_WORK TASK 1_: Reproduce the eBooks article word for word, everything from "At the time, Wired" down to "an mp3 player.".
_WORK TASK 2_: Pick up the article on eBooks and short story downloads where it stops, and keep writing it.

Stories in Your Pocket
Why haven’t eBooks caught on? It certainly hasn’t been for a lack of trying. eBook divisions popped up at major print publishing houses a few years back, only to close a short while later. In 2001 alone, failures included Random House’s AtRandom, AOL/Time Warner’s iPublish, and MightyWords, which was majority-shareheld by Barnes & Noble’s online division. (eTexts live on in places like the great Project Gutenberg, although only for works that have fallen out of copyright.)
At the time, Wired reported that eBook failure could be chalked up to the lack of a universal format and an “eBook reading device with a high quality screen and full PDA functionality” for under $100. To my knowledge, such a device has yet to materialize.
But look what we have now: the near-universal PDF format and, as demonstrated by Apple, the price structuring and marketing savvy to sell portable devices with high-quality screens—and, while not for under $100 and not with screens large enough for reading large chunks of text—sold for a price that hasn’t stopped everyone and his brother from snapping up an mp3 player.
Maybe the length of text involved has to do with eBooks’ failure. I know I get antsy reading anything on my computer’s screen that’s more than 100 words or so and usually I’ll print longer documents to read comfortably at my desk. And I still prefer traditional print news sources to their online counterparts, particularly when reading long articles or features, as opposed to comparatively brief news items.
One company that seems to have recognized this length issue (along with the associated pricing issue) is Amazon.com, which on August 19th quietly launched the unfortunately named Amazon Shorts section of its store, which offers short story downloads for 49 cents each in PDF format.
This sparks my imagination. Why couldn’t a concept like this be integrated with an iTunes Music Store interface or into the iTunes Music Store itself? Then my copy of iTunes could happily resemble the screenshot below. (Click image for a larger version in a pop-up window.)

I’d argue yet another reason eBooks failed was a lack of consumer knowledge that they were even available, much less where to get them. I can’t imagine most consumers ever heard of AtRandom, iPublish and MightyWords. With a iTunes Music Store-like delivery-system for electronic short stories and essays (eStories) you’d have:
- a storefront with ultra-high name recognition and ease-of-use
- a universal and low price model everyone can live with
- a universal format (PDF, presumably)

_AVAILABLE DATA_:
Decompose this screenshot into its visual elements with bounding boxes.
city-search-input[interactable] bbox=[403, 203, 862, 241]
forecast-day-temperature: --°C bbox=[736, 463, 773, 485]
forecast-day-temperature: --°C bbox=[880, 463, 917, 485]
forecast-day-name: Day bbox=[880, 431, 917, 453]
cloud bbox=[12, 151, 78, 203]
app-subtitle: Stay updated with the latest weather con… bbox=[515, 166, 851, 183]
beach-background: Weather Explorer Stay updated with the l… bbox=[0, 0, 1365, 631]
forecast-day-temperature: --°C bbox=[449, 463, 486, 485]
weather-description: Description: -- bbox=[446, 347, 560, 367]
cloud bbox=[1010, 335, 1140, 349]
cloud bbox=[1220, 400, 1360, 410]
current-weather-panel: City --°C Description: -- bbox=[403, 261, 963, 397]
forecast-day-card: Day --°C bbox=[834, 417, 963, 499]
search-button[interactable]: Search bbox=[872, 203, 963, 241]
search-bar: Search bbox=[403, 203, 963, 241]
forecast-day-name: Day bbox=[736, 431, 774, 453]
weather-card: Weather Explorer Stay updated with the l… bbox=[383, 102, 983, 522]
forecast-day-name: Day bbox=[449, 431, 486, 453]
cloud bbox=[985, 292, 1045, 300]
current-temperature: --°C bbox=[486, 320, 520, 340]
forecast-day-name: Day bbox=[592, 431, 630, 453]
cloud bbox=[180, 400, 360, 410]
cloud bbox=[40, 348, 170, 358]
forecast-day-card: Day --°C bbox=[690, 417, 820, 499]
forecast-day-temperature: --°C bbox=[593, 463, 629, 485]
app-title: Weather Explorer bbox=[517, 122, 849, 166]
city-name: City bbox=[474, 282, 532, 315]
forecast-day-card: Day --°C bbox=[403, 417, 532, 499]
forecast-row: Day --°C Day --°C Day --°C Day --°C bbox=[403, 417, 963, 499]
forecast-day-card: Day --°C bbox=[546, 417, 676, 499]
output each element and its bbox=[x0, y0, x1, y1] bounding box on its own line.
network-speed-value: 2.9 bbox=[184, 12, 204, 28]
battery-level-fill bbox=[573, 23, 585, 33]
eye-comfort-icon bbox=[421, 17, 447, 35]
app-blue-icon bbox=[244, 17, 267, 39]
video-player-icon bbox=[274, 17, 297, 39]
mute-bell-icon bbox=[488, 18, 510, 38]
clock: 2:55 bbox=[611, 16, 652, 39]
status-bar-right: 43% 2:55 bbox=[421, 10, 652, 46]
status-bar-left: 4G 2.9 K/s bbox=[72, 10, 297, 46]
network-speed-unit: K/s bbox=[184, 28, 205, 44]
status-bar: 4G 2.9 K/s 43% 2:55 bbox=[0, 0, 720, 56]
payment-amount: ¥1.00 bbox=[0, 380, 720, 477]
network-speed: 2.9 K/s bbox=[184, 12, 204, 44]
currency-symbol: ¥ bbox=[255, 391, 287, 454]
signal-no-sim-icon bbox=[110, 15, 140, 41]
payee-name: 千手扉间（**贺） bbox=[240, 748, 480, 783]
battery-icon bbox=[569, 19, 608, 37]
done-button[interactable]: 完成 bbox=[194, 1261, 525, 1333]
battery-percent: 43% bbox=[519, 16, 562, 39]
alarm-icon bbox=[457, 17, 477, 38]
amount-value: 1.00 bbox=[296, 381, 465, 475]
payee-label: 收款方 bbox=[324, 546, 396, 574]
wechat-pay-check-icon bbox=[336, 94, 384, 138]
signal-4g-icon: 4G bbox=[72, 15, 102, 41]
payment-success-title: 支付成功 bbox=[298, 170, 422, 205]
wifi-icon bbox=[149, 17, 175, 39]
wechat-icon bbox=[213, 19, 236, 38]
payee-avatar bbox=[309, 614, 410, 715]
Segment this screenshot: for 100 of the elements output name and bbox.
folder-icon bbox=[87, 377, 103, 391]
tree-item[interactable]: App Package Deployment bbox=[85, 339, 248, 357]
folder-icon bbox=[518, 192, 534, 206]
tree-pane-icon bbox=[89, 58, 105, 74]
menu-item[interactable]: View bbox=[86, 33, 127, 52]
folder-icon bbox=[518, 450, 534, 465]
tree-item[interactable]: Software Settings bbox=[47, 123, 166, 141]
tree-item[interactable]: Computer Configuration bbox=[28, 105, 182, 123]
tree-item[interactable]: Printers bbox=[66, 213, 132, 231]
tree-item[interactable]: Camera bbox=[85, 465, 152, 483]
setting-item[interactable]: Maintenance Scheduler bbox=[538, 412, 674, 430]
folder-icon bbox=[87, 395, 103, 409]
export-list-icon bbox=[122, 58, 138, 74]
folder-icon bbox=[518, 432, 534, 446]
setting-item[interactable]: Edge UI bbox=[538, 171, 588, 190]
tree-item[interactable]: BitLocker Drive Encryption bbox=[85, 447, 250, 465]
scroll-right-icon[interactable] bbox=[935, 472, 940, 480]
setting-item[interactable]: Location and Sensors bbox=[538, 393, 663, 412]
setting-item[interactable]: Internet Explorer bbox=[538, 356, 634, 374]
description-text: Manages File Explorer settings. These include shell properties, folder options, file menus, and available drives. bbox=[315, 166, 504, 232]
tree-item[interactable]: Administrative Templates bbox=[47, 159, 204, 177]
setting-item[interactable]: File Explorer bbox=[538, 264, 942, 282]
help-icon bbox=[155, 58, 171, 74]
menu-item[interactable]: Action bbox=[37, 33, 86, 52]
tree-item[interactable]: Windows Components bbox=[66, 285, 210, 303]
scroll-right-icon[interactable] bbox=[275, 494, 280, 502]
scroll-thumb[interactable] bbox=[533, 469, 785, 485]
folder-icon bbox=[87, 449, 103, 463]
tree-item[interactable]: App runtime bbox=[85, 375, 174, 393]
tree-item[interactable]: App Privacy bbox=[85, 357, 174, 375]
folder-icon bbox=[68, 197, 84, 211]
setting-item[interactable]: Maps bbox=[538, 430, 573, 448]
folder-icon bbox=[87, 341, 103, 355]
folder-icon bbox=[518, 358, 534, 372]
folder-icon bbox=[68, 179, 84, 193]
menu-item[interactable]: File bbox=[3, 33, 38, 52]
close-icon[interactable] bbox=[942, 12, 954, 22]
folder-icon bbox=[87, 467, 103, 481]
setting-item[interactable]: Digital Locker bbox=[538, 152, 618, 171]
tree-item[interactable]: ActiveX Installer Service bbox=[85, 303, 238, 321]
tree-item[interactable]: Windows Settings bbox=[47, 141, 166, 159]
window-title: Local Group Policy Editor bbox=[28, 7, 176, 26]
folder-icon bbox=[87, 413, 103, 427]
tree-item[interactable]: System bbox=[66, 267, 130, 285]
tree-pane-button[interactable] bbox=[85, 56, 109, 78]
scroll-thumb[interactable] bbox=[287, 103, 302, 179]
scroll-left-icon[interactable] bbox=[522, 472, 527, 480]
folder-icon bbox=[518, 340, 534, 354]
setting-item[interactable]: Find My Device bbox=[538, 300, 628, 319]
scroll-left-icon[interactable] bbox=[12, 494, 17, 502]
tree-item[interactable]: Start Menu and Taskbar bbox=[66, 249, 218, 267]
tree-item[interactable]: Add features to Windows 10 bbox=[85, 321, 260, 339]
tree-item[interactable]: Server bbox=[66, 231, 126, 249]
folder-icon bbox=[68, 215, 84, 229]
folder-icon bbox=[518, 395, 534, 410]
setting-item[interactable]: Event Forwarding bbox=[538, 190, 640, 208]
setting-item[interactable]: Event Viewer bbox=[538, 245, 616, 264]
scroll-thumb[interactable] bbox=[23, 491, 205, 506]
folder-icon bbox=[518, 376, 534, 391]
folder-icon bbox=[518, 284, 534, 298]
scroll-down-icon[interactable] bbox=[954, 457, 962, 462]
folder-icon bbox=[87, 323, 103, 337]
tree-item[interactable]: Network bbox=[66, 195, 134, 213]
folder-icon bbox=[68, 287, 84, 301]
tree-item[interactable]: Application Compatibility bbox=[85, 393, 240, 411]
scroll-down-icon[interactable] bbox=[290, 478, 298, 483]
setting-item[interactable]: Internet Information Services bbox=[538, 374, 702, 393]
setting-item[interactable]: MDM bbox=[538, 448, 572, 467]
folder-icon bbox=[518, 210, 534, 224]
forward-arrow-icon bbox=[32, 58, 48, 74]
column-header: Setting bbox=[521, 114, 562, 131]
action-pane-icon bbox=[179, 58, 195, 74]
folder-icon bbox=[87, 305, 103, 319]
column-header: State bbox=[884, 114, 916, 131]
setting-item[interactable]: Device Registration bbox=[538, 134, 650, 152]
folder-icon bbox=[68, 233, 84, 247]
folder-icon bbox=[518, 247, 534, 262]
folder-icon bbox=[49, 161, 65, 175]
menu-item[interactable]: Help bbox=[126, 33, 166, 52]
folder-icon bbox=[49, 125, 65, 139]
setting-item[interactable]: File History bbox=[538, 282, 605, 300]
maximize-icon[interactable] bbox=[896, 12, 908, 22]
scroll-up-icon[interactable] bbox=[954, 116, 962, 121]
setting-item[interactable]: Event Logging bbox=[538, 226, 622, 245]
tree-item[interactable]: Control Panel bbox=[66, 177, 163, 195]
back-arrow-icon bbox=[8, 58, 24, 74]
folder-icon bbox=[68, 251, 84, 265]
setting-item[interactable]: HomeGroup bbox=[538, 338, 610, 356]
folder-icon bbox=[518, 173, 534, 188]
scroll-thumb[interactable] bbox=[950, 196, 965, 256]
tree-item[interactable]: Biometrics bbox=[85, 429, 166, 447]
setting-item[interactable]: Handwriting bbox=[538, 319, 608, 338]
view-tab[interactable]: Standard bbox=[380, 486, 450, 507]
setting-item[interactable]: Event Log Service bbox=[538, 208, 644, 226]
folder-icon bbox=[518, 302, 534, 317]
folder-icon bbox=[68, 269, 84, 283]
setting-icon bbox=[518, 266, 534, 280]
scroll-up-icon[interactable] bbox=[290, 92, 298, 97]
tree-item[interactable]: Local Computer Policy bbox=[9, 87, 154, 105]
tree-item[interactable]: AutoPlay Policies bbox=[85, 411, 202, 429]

_ANSWER SPACE 1_:
At the time, Wired reported that eBook failure could be chalked up to the lack of a universal format and an “eBook reading device with a high quality screen and full PDA functionality” for under $100. To my knowledge, such a device has yet to materialize.
But look what we have now: the near-universal PDF format and, as demonstrated by Apple, the price structuring and marketing savvy to sell portable devices with high-quality screens—and, while not for under $100 and not with screens large enough for reading large chunks of text—sold for a price that hasn’t stopped everyone and his brother from snapping up an mp3 player.

_ANSWER SPACE 2_:
I picture assembling the equivalent of short-story mixtapes to read on the subway or an airplane: a “Magic Realism Mix,” “Minimalism Mix,” “Hemingway’s Greatest Hits,” and so on. Readers could discover new authors and genres they love! Kids could illegally trade short stories on the Internet! Celebrity short story playlists!
I would think publishers and authors would embrace the concept of getting their short works online, particularly now that the music companies have paved the way for digital distribution. Recording artists like the Rolling Stones and Michael Jackson must make most of their greenbacks off their back catalogs, and as such, embrace avenues like the iTunes Music Store. Why wouldn’t print publishers and authors want to dust off all those copies of The Best Short Stories and various authors’ Collected or Complete Short Stories, rescuing them from the oppressive shackles of college courses and rejuvenating them by throwing them online where they could bask in a high profile and bring in some dough?
Although I think at least one missing piece in this potential equation for success is the lack of an appropriate device on which to read eStories. Although Palm devices could be ideal, where’s my ultra-thin, wave-of-the-future folding LCD screen?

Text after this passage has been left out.